§ **AIM OF THE TASK**
All lines in which the word "times" occurs are to be extracted.

[Records contained in a dataset]
----

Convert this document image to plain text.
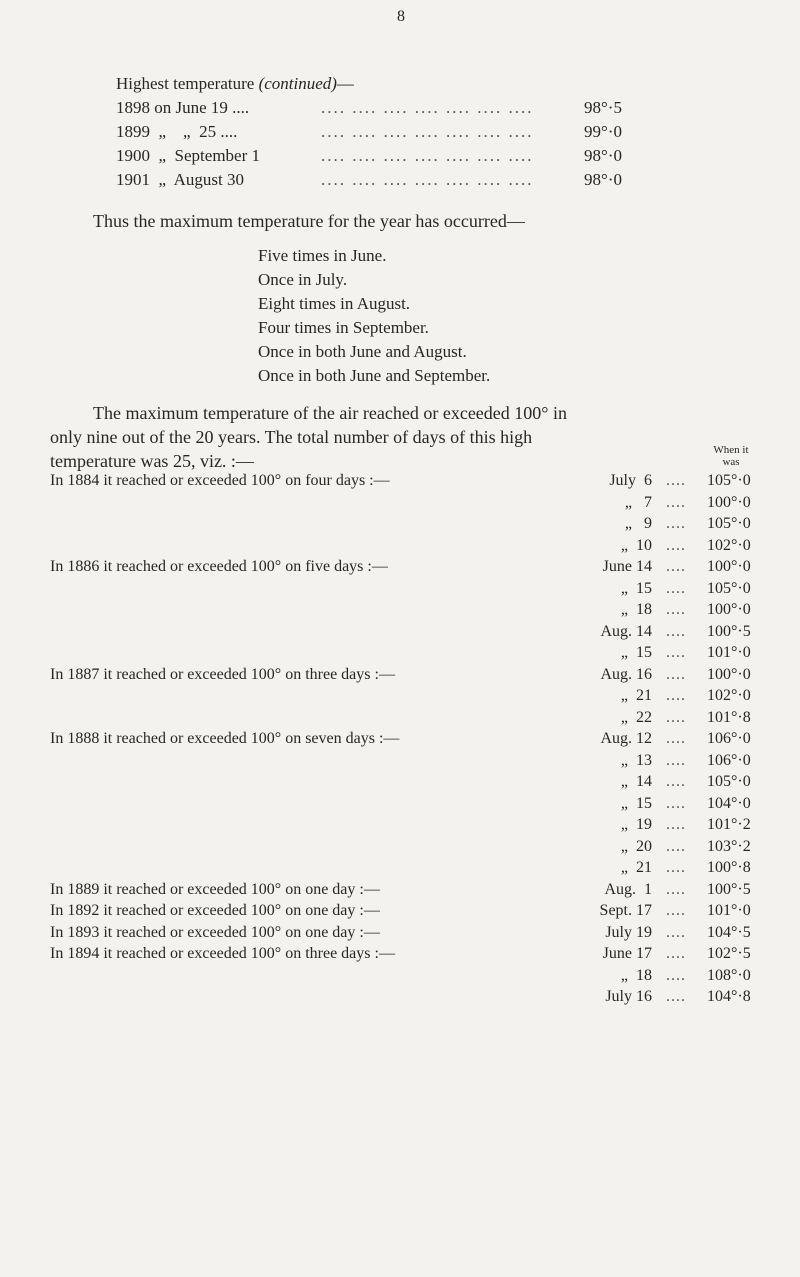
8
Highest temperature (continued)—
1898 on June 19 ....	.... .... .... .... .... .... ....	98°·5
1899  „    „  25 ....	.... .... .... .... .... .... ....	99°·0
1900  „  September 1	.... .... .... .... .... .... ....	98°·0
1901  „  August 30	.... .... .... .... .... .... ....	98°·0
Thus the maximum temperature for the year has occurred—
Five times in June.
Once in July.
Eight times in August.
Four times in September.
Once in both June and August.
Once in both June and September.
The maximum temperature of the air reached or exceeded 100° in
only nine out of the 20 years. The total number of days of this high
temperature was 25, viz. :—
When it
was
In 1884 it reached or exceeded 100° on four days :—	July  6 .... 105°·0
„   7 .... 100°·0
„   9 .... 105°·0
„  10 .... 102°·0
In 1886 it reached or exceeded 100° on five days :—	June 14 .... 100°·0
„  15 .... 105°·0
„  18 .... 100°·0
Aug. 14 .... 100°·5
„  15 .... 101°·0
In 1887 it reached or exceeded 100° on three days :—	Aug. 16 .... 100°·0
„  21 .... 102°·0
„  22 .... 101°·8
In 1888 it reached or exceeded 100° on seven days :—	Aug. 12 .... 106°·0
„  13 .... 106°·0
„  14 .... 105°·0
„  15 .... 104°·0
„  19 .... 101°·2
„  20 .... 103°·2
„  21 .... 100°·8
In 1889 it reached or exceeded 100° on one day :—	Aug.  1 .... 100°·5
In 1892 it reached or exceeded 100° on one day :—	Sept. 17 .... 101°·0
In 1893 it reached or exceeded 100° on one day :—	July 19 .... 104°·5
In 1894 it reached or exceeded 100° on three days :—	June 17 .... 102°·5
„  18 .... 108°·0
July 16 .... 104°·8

----

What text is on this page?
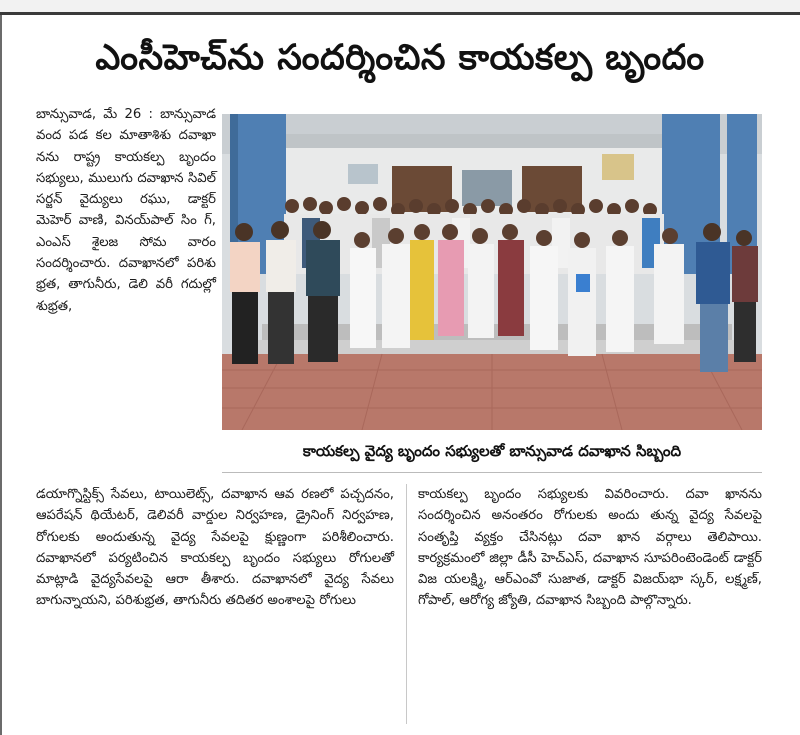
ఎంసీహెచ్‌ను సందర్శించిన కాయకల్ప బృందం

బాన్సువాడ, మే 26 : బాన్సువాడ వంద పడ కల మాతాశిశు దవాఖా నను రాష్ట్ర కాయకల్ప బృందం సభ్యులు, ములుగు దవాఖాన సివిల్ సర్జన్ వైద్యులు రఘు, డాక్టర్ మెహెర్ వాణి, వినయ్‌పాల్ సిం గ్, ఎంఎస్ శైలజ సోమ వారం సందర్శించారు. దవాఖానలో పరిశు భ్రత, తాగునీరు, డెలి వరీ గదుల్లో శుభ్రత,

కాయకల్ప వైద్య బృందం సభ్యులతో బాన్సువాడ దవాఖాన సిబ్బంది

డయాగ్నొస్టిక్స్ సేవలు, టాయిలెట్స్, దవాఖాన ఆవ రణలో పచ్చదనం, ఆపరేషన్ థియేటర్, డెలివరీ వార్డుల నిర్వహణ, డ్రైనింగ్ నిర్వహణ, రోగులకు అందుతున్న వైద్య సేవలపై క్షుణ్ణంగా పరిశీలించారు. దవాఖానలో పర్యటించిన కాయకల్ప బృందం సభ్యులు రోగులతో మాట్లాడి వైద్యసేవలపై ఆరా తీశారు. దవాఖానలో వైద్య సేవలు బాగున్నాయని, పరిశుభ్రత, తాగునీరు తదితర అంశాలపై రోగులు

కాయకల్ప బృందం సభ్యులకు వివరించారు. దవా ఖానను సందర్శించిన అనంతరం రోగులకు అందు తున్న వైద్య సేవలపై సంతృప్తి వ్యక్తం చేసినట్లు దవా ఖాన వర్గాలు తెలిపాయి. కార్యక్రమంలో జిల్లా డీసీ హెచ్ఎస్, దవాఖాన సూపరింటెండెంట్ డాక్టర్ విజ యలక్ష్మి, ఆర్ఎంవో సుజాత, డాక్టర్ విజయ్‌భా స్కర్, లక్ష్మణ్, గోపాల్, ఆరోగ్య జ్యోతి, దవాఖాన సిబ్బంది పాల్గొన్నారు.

----

§ **WRITTEN REPLY**
Five times in June.
Eight times in August.
Four times in September.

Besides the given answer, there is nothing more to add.